### PROBLEM DESCRIPTION
Using the data below, copy each line that includes the word "JSON".

-- start --

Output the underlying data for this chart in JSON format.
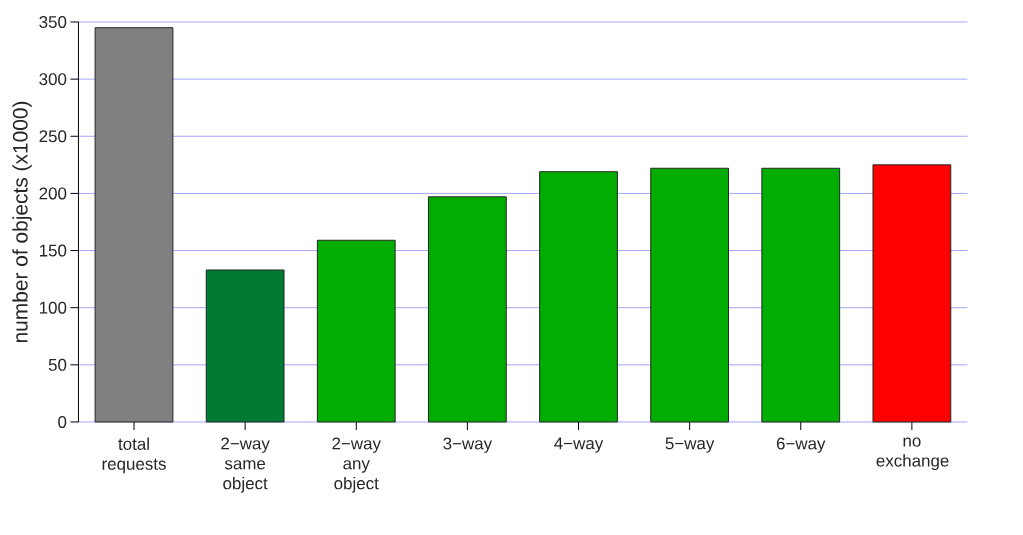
{
  "chart_data": {
    "type": "bar",
    "ylabel": "number of objects (x1000)",
    "categories": [
      "total requests",
      "2−way same object",
      "2−way any object",
      "3−way",
      "4−way",
      "5−way",
      "6−way",
      "no exchange"
    ],
    "values": [
      345,
      133,
      159,
      197,
      219,
      222,
      222,
      225
    ],
    "colors": [
      "#808080",
      "#007a33",
      "#00ad00",
      "#00ad00",
      "#00ad00",
      "#00ad00",
      "#00ad00",
      "#ff0000"
    ],
    "ylim": [
      0,
      350
    ],
    "yticks": [
      0,
      50,
      100,
      150,
      200,
      250,
      300,
      350
    ],
    "grid": "y"
  }
}
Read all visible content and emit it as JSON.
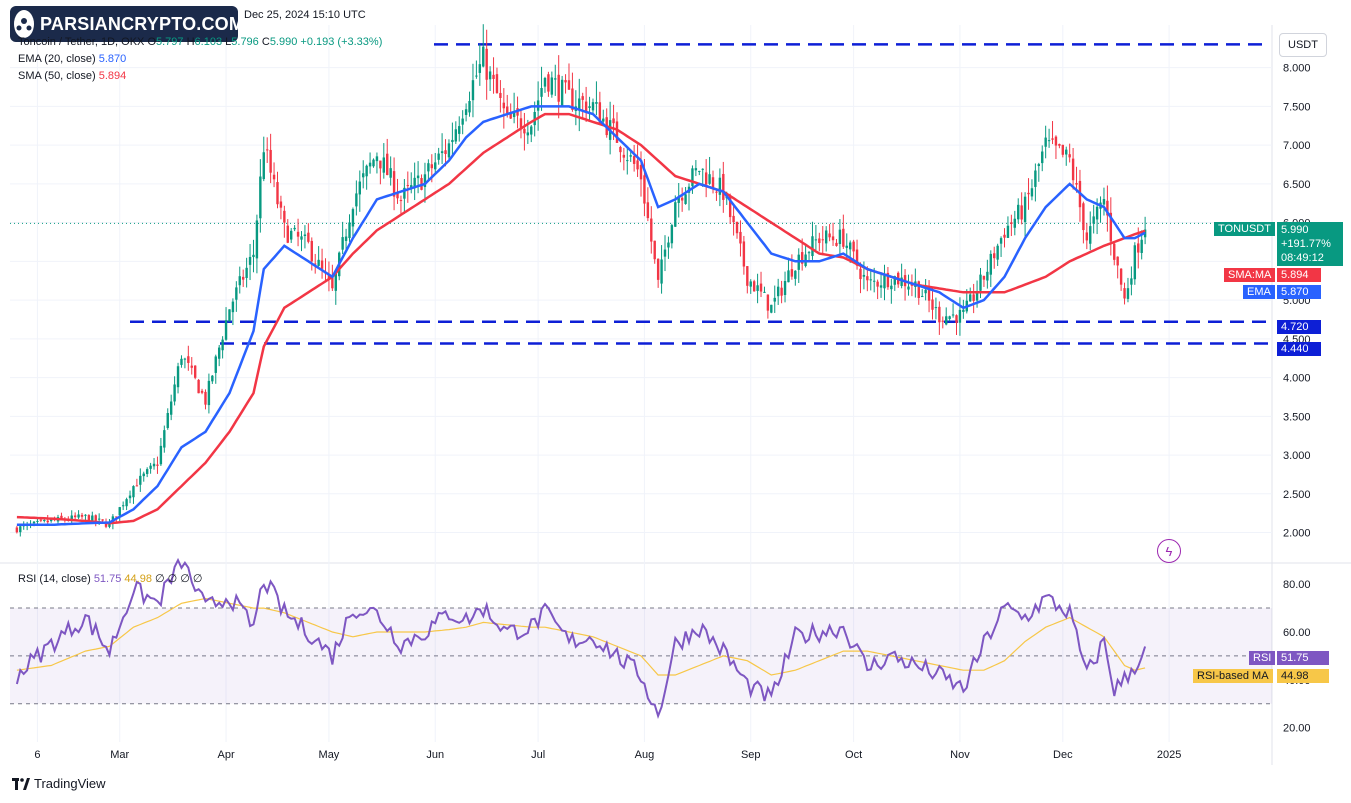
{
  "header": {
    "symbol_line": "Toncoin / Tether, 1D, OKX",
    "open_label": "O",
    "open": "5.797",
    "high_label": "H",
    "high": "6.103",
    "low_label": "L",
    "low": "5.796",
    "close_label": "C",
    "close": "5.990",
    "change": "+0.193 (+3.33%)",
    "datetime": "Dec 25, 2024 15:10 UTC"
  },
  "logo_text": "PARSIANCRYPTO.COM",
  "currency": "USDT",
  "indicators": {
    "ema_label": "EMA (20, close)",
    "ema_value": "5.870",
    "sma_label": "SMA (50, close)",
    "sma_value": "5.894",
    "rsi_label": "RSI (14, close)",
    "rsi_value": "51.75",
    "rsi_ma_value": "44.98",
    "rsi_extra": "∅ ∅ ∅ ∅"
  },
  "price_tags": {
    "symbol": "TONUSDT",
    "price": "5.990",
    "change_pct": "+191.77%",
    "countdown": "08:49:12",
    "sma_label": "SMA:MA",
    "sma": "5.894",
    "ema_label": "EMA",
    "ema": "5.870",
    "level1": "4.720",
    "level2": "4.440",
    "rsi_label": "RSI",
    "rsi": "51.75",
    "rsi_ma_label": "RSI-based MA",
    "rsi_ma": "44.98"
  },
  "footer_brand": "TradingView",
  "colors": {
    "up": "#089981",
    "down": "#f23645",
    "ema": "#2962ff",
    "sma": "#f23645",
    "rsi": "#7e57c2",
    "rsi_ma": "#f7c748",
    "level": "#0d1fd6"
  },
  "chart_data": {
    "type": "candlestick",
    "main_pane": {
      "y_ticks": [
        2.0,
        2.5,
        3.0,
        3.5,
        4.0,
        4.5,
        5.0,
        5.5,
        6.0,
        6.5,
        7.0,
        7.5,
        8.0
      ],
      "y_tick_labels": [
        "2.000",
        "2.500",
        "3.000",
        "3.500",
        "4.000",
        "4.500",
        "5.000",
        "5.500",
        "6.000",
        "6.500",
        "7.000",
        "7.500",
        "8.000"
      ],
      "ylim": [
        1.62,
        8.55
      ],
      "x_ticks": [
        "6",
        "Mar",
        "Apr",
        "May",
        "Jun",
        "Jul",
        "Aug",
        "Sep",
        "Oct",
        "Nov",
        "Dec",
        "2025"
      ],
      "x_tick_dates": [
        "2024-02-06",
        "2024-03-01",
        "2024-04-01",
        "2024-05-01",
        "2024-06-01",
        "2024-07-01",
        "2024-08-01",
        "2024-09-01",
        "2024-10-01",
        "2024-11-01",
        "2024-12-01",
        "2025-01-01"
      ],
      "horizontal_levels": [
        8.3,
        4.72,
        4.44
      ],
      "close_series_dates": [
        "2024-01-31",
        "2024-02-10",
        "2024-02-20",
        "2024-02-27",
        "2024-03-05",
        "2024-03-12",
        "2024-03-19",
        "2024-03-26",
        "2024-04-02",
        "2024-04-09",
        "2024-04-12",
        "2024-04-18",
        "2024-04-25",
        "2024-05-02",
        "2024-05-08",
        "2024-05-15",
        "2024-05-22",
        "2024-05-29",
        "2024-06-05",
        "2024-06-10",
        "2024-06-15",
        "2024-06-22",
        "2024-06-29",
        "2024-07-03",
        "2024-07-10",
        "2024-07-17",
        "2024-07-24",
        "2024-07-31",
        "2024-08-05",
        "2024-08-10",
        "2024-08-17",
        "2024-08-24",
        "2024-08-31",
        "2024-09-07",
        "2024-09-14",
        "2024-09-21",
        "2024-09-28",
        "2024-10-05",
        "2024-10-12",
        "2024-10-19",
        "2024-10-26",
        "2024-11-02",
        "2024-11-08",
        "2024-11-14",
        "2024-11-20",
        "2024-11-26",
        "2024-12-03",
        "2024-12-08",
        "2024-12-13",
        "2024-12-16",
        "2024-12-19",
        "2024-12-22",
        "2024-12-25"
      ],
      "close_series": [
        2.05,
        2.15,
        2.2,
        2.1,
        2.6,
        2.9,
        4.3,
        3.7,
        4.9,
        5.6,
        7.0,
        5.9,
        5.7,
        5.1,
        6.3,
        6.9,
        6.3,
        6.6,
        7.0,
        7.6,
        8.1,
        7.3,
        7.3,
        7.9,
        7.6,
        7.5,
        7.1,
        6.6,
        5.2,
        6.3,
        6.7,
        6.4,
        5.3,
        4.9,
        5.5,
        5.8,
        5.8,
        5.2,
        5.3,
        5.2,
        4.8,
        4.8,
        5.3,
        5.9,
        6.2,
        7.0,
        6.8,
        5.8,
        6.3,
        5.6,
        5.0,
        5.6,
        5.99
      ],
      "ema_20": [
        2.1,
        2.1,
        2.12,
        2.13,
        2.3,
        2.6,
        3.1,
        3.3,
        3.8,
        4.6,
        5.4,
        5.7,
        5.5,
        5.3,
        5.8,
        6.3,
        6.4,
        6.5,
        6.8,
        7.1,
        7.3,
        7.4,
        7.5,
        7.5,
        7.5,
        7.4,
        7.1,
        6.8,
        6.2,
        6.3,
        6.5,
        6.4,
        6.0,
        5.6,
        5.5,
        5.5,
        5.6,
        5.4,
        5.3,
        5.2,
        5.1,
        4.9,
        5.0,
        5.3,
        5.8,
        6.2,
        6.5,
        6.3,
        6.2,
        6.0,
        5.8,
        5.8,
        5.87
      ],
      "sma_50": [
        2.2,
        2.18,
        2.15,
        2.12,
        2.15,
        2.3,
        2.6,
        2.9,
        3.3,
        3.8,
        4.4,
        4.9,
        5.1,
        5.3,
        5.6,
        5.9,
        6.1,
        6.3,
        6.5,
        6.7,
        6.9,
        7.1,
        7.3,
        7.4,
        7.4,
        7.3,
        7.2,
        7.0,
        6.8,
        6.6,
        6.5,
        6.4,
        6.2,
        6.0,
        5.8,
        5.6,
        5.55,
        5.4,
        5.3,
        5.2,
        5.15,
        5.1,
        5.1,
        5.1,
        5.2,
        5.3,
        5.5,
        5.6,
        5.7,
        5.75,
        5.8,
        5.85,
        5.894
      ]
    },
    "rsi_pane": {
      "y_ticks": [
        20,
        40,
        60,
        80
      ],
      "y_tick_labels": [
        "20.00",
        "40.00",
        "60.00",
        "80.00"
      ],
      "ylim": [
        14,
        88
      ],
      "band": [
        30,
        70
      ],
      "midline": 50,
      "rsi": [
        42,
        55,
        66,
        52,
        78,
        72,
        90,
        70,
        75,
        62,
        82,
        68,
        60,
        50,
        70,
        68,
        55,
        60,
        68,
        65,
        70,
        60,
        62,
        68,
        56,
        58,
        50,
        42,
        25,
        55,
        62,
        52,
        38,
        32,
        58,
        60,
        62,
        45,
        50,
        46,
        42,
        36,
        55,
        70,
        66,
        74,
        68,
        42,
        56,
        36,
        40,
        46,
        51.75
      ],
      "rsi_ma": [
        44,
        46,
        52,
        54,
        62,
        66,
        72,
        74,
        72,
        70,
        70,
        68,
        64,
        60,
        58,
        60,
        60,
        60,
        61,
        62,
        64,
        63,
        62,
        62,
        60,
        58,
        54,
        50,
        42,
        42,
        46,
        50,
        48,
        42,
        44,
        48,
        52,
        52,
        50,
        48,
        46,
        44,
        44,
        48,
        56,
        62,
        66,
        62,
        58,
        52,
        46,
        44,
        44.98
      ]
    }
  }
}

-- end --

### SOLUTION
Output the underlying data for this chart in JSON format.
Read all visible content and emit it as JSON.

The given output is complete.